* start RECORDS SUPPLIED *
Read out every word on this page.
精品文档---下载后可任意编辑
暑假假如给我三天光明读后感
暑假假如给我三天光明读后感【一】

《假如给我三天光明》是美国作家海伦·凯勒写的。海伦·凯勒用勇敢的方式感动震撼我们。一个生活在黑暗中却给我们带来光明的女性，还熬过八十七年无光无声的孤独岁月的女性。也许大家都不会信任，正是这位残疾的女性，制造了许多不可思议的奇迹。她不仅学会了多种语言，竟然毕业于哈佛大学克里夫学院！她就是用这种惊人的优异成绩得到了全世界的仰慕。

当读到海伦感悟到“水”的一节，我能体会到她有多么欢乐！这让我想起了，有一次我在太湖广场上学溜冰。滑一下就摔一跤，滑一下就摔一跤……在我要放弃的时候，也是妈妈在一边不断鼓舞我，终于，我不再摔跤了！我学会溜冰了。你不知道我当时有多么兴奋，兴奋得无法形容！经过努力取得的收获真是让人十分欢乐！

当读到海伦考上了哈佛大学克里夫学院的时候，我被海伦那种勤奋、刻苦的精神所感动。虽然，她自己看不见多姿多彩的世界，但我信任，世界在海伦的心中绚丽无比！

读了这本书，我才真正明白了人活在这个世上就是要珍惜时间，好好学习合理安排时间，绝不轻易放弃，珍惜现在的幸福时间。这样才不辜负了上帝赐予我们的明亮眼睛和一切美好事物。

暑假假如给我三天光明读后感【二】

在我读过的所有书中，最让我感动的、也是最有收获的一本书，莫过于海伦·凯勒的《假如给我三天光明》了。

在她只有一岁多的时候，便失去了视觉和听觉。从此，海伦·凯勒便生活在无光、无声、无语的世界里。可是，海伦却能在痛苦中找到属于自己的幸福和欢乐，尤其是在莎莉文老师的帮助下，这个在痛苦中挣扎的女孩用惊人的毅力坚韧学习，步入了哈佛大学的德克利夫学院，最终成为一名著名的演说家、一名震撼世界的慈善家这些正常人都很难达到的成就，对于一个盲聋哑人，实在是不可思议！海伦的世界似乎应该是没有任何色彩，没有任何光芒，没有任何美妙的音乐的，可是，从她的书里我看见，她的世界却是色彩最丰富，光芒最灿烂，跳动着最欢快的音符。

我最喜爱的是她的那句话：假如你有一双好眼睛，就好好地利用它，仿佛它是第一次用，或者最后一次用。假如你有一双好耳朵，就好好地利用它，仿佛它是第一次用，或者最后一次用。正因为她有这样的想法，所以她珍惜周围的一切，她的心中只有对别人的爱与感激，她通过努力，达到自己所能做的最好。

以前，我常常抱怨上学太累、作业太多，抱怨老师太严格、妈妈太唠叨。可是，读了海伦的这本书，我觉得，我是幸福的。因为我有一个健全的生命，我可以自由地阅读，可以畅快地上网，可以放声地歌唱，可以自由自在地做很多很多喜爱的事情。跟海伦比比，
* end RECORDS SUPPLIED *
* start RECORDS SUPPLIED *
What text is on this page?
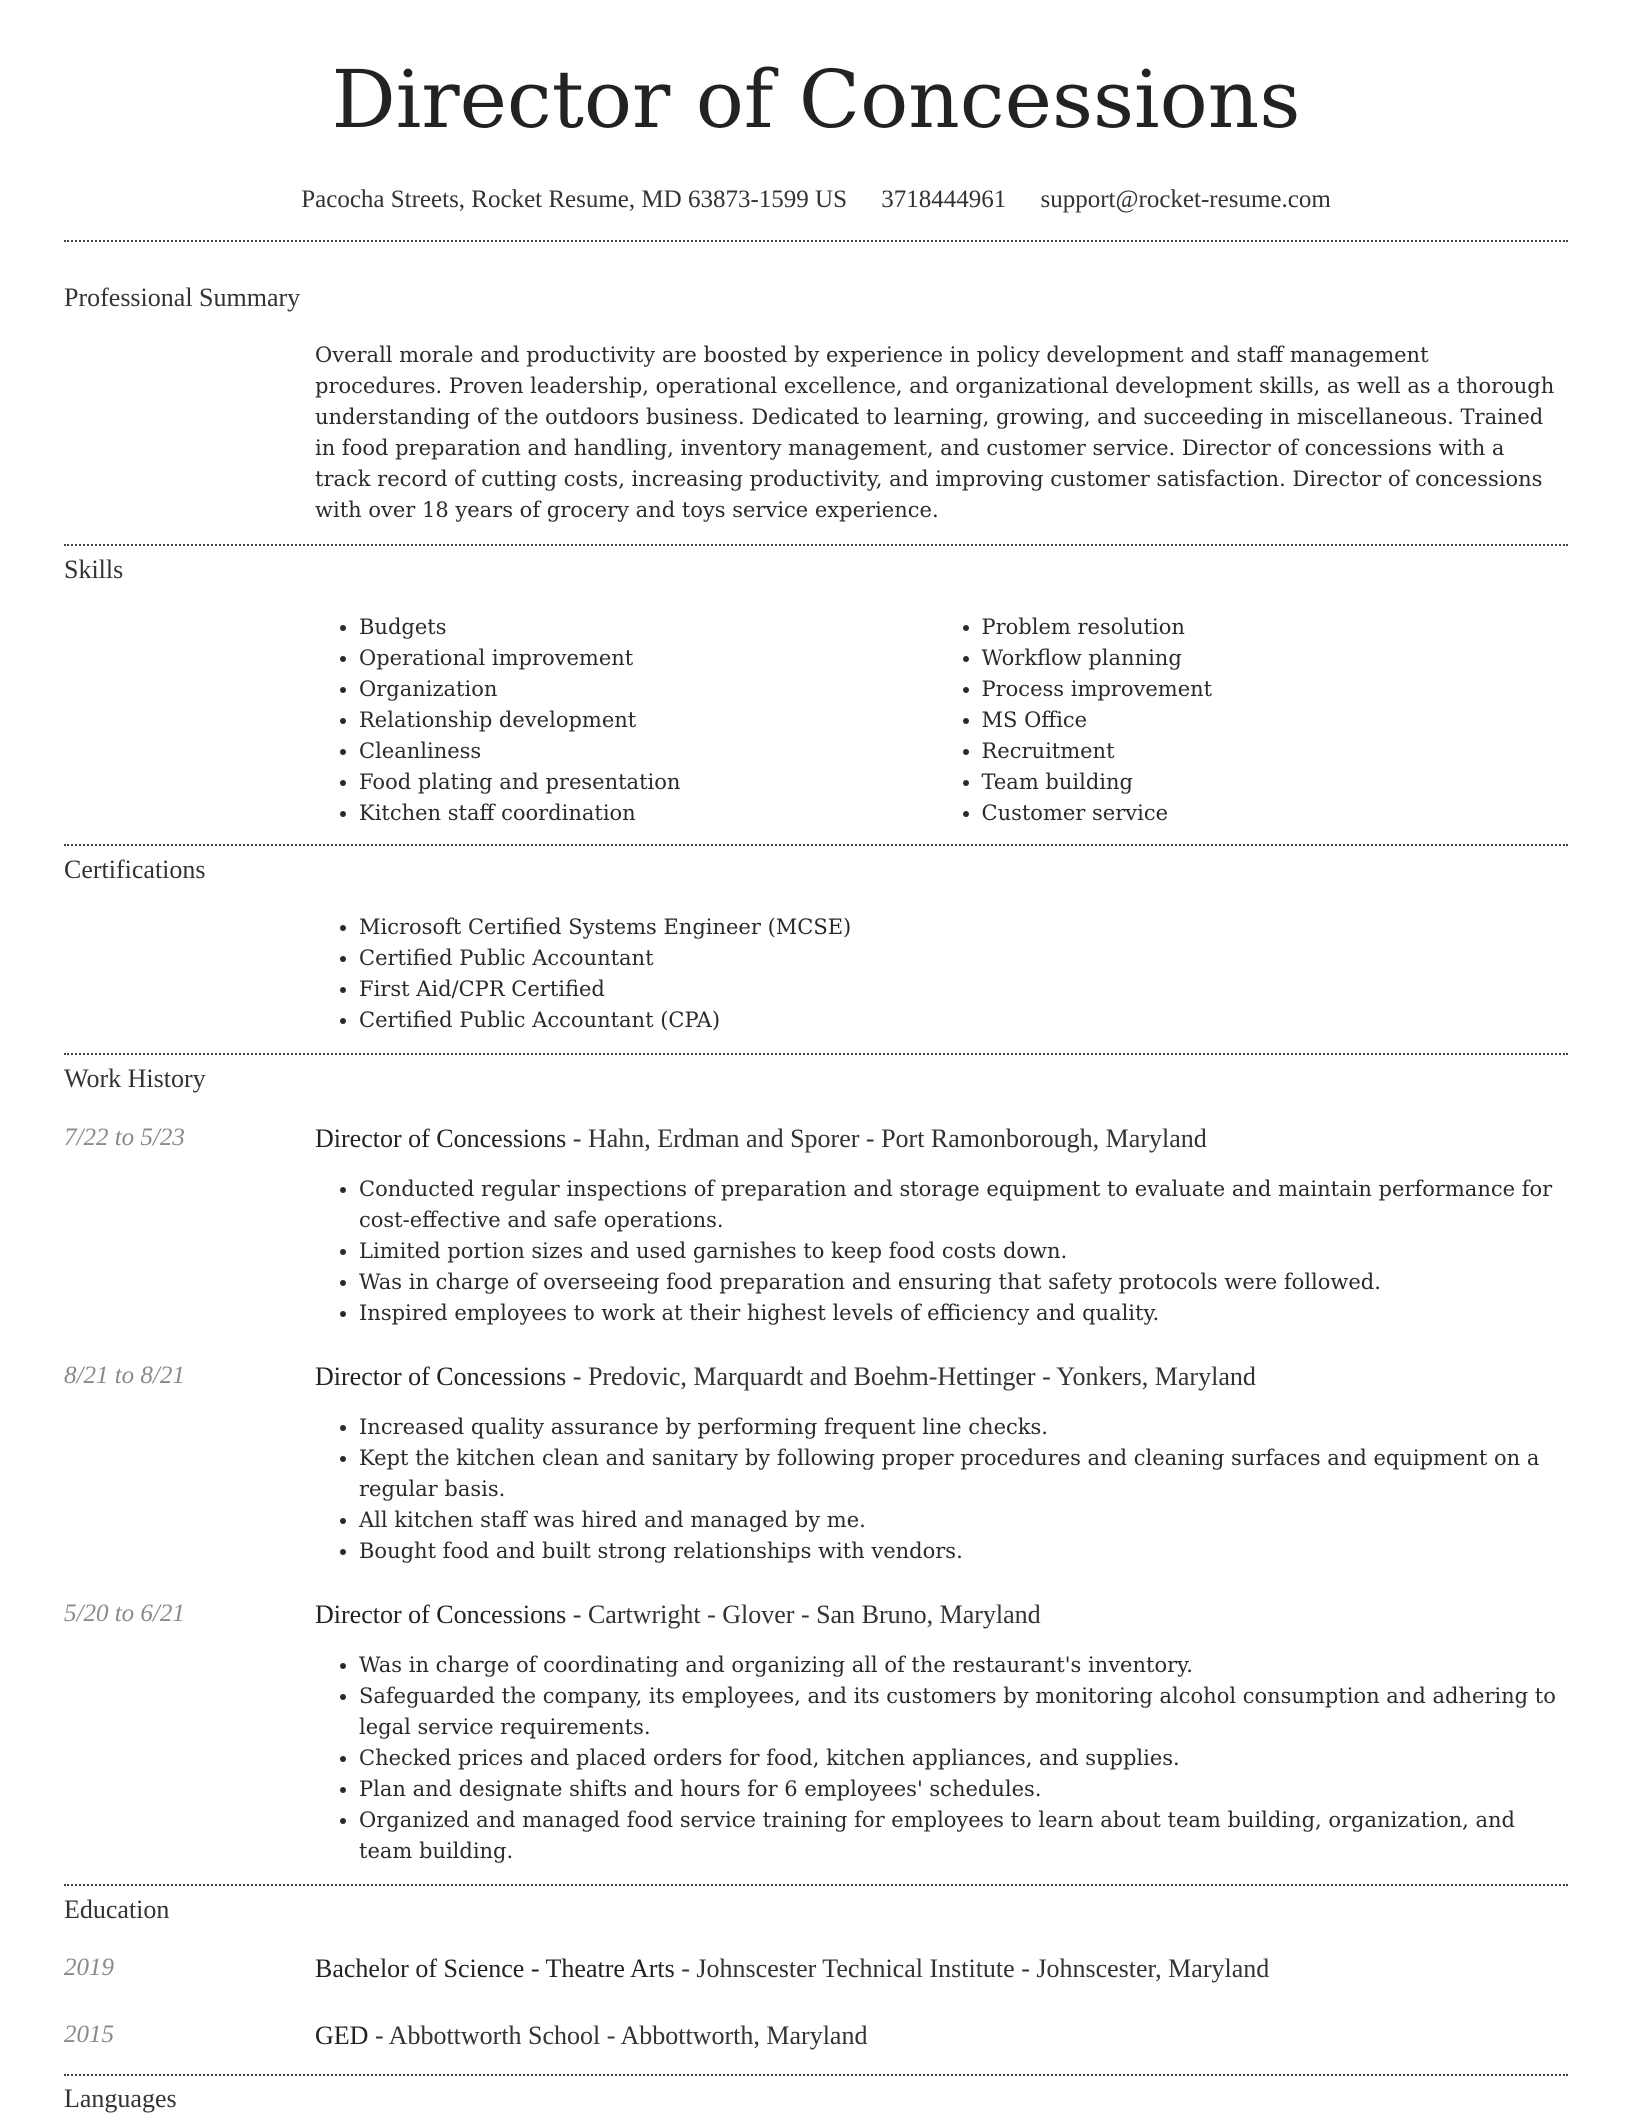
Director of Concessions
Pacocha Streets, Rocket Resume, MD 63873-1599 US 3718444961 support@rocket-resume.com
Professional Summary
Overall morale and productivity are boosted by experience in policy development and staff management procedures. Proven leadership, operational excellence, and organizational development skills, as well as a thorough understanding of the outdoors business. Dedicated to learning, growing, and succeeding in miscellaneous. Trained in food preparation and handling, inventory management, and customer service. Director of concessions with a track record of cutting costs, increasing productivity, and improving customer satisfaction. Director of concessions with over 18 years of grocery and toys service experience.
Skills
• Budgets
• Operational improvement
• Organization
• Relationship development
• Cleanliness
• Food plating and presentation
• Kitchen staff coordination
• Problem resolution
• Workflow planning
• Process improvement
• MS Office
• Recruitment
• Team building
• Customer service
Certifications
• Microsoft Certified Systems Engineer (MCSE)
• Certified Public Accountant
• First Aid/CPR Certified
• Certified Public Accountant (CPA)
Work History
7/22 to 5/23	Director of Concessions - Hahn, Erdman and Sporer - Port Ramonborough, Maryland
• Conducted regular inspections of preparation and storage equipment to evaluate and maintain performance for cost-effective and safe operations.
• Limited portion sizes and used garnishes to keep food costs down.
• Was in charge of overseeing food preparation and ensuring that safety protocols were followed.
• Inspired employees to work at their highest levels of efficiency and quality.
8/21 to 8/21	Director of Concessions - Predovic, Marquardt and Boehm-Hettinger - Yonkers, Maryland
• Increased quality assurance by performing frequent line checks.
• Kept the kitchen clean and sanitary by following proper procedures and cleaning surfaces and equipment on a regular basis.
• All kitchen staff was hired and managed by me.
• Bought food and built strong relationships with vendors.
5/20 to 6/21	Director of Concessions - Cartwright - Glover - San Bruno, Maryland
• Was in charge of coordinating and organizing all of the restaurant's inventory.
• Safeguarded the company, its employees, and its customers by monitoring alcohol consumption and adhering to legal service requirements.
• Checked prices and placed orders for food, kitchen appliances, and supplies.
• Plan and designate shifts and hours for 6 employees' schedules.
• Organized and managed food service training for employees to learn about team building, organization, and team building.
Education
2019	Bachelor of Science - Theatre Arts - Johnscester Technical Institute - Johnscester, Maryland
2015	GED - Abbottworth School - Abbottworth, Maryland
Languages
* end RECORDS SUPPLIED *
* start RECORDS SUPPLIED *
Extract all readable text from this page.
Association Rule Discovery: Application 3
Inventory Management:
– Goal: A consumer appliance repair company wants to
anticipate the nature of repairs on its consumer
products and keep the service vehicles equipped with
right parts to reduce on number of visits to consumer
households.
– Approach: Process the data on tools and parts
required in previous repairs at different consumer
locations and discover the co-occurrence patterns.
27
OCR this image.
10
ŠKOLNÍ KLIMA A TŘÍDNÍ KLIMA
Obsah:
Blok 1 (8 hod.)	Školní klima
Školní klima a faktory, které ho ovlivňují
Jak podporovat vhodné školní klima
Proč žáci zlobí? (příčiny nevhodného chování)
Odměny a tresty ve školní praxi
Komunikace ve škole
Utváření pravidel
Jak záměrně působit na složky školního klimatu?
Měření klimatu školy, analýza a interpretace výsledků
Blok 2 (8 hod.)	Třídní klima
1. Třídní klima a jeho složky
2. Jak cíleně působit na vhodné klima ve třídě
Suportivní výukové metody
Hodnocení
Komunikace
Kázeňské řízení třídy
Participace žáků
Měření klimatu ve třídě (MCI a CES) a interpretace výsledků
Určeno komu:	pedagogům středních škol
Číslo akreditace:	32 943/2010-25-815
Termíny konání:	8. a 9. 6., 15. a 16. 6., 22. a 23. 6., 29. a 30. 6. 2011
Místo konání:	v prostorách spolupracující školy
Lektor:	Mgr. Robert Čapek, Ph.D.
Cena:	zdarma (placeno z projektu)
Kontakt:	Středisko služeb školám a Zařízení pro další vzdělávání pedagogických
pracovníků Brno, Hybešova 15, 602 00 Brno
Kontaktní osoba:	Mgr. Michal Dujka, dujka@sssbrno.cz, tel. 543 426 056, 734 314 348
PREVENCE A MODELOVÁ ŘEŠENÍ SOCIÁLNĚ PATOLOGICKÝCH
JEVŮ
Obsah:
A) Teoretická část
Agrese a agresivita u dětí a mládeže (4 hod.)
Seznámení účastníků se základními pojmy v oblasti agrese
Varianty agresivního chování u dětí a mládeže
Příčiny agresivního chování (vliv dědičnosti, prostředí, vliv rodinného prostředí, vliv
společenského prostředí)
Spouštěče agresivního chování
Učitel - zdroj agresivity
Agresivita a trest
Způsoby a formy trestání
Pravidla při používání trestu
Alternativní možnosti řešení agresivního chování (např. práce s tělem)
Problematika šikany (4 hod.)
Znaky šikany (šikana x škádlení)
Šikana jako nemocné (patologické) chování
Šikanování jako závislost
* end RECORDS SUPPLIED *
■ **SET EXERCISE**
Copy out all lines that carry the word "Process".

■ **FINAL ANSWER**
• Process improvement
– Approach: Process the data on tools and parts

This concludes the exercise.